## MATERIAL PROVIDED:
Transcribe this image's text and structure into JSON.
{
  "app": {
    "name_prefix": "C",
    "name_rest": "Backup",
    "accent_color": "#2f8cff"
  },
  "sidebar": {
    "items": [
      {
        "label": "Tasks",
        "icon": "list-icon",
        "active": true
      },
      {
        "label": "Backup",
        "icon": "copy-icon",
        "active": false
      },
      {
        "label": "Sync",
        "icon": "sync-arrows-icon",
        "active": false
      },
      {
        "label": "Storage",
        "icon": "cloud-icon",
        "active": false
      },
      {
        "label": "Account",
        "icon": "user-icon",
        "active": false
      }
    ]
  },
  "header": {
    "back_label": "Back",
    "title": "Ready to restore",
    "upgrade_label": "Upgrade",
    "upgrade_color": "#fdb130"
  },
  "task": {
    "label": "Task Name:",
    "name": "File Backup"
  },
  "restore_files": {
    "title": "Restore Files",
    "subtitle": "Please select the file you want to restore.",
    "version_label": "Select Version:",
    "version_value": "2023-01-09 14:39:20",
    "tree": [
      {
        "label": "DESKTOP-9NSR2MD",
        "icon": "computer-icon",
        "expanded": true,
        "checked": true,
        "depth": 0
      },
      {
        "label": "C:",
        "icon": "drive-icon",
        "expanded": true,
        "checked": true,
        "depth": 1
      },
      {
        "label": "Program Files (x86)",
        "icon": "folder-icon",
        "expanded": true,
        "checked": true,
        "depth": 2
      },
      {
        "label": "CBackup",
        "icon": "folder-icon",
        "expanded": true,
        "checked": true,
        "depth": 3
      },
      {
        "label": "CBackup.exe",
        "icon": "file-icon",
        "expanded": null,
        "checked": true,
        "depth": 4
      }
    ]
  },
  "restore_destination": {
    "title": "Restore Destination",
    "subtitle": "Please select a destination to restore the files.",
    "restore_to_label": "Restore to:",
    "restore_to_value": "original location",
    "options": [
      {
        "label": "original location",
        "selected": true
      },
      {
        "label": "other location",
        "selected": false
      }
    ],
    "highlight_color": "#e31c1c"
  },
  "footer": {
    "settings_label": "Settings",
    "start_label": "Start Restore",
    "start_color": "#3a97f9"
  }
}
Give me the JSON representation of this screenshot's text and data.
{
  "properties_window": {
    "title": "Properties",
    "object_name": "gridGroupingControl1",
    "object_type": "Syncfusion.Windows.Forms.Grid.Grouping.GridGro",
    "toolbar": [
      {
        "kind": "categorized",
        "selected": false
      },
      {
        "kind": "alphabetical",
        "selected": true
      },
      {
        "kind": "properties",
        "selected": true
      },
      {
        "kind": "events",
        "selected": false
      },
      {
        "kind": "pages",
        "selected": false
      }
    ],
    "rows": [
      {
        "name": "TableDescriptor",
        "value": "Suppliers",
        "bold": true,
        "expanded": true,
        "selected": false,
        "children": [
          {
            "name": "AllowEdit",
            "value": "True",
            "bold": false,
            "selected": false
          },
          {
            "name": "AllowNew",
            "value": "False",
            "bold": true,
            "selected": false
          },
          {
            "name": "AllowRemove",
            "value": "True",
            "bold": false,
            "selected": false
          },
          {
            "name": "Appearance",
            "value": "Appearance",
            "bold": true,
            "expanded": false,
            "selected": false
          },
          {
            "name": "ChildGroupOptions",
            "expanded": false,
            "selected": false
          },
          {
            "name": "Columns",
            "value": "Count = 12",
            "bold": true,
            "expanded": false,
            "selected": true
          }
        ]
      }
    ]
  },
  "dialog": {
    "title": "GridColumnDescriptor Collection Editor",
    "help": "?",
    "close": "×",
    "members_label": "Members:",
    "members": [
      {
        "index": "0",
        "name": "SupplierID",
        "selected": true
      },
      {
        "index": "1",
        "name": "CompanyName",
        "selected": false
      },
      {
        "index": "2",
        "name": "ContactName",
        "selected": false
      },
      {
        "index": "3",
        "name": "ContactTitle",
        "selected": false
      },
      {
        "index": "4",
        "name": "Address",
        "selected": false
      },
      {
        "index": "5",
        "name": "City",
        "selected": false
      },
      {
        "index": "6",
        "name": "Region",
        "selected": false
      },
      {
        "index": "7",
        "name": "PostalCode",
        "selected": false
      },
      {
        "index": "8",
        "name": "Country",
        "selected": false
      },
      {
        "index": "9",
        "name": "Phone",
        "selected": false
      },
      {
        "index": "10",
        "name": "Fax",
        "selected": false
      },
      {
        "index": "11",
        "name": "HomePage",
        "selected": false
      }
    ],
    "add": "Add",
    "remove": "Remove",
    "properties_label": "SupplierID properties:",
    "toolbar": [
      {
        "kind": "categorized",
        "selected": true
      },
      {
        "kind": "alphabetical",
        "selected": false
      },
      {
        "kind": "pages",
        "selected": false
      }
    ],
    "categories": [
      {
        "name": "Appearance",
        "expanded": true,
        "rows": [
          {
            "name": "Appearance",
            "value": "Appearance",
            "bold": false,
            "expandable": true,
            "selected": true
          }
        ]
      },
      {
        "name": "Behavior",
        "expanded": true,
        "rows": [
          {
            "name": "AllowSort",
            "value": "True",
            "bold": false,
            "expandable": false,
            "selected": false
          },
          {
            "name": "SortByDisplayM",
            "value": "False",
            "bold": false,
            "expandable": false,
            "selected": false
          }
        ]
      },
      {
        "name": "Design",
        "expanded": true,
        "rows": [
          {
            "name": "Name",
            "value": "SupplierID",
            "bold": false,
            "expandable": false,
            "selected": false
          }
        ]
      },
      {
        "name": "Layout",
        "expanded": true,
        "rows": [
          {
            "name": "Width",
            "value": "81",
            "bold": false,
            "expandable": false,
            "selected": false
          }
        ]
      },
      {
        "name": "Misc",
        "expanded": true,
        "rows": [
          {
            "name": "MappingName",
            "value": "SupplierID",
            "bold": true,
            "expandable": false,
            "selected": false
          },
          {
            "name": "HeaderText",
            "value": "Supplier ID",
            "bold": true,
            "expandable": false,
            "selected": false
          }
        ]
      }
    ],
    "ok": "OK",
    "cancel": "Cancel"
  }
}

## EXERCISE AIM:
In the records above, find the lines containing "index" and copy them.

## THE RESULT:
        "index": "0",
        "index": "1",
        "index": "2",
        "index": "3",
        "index": "4",
        "index": "5",
        "index": "6",
        "index": "7",
        "index": "8",
        "index": "9",
        "index": "10",
        "index": "11",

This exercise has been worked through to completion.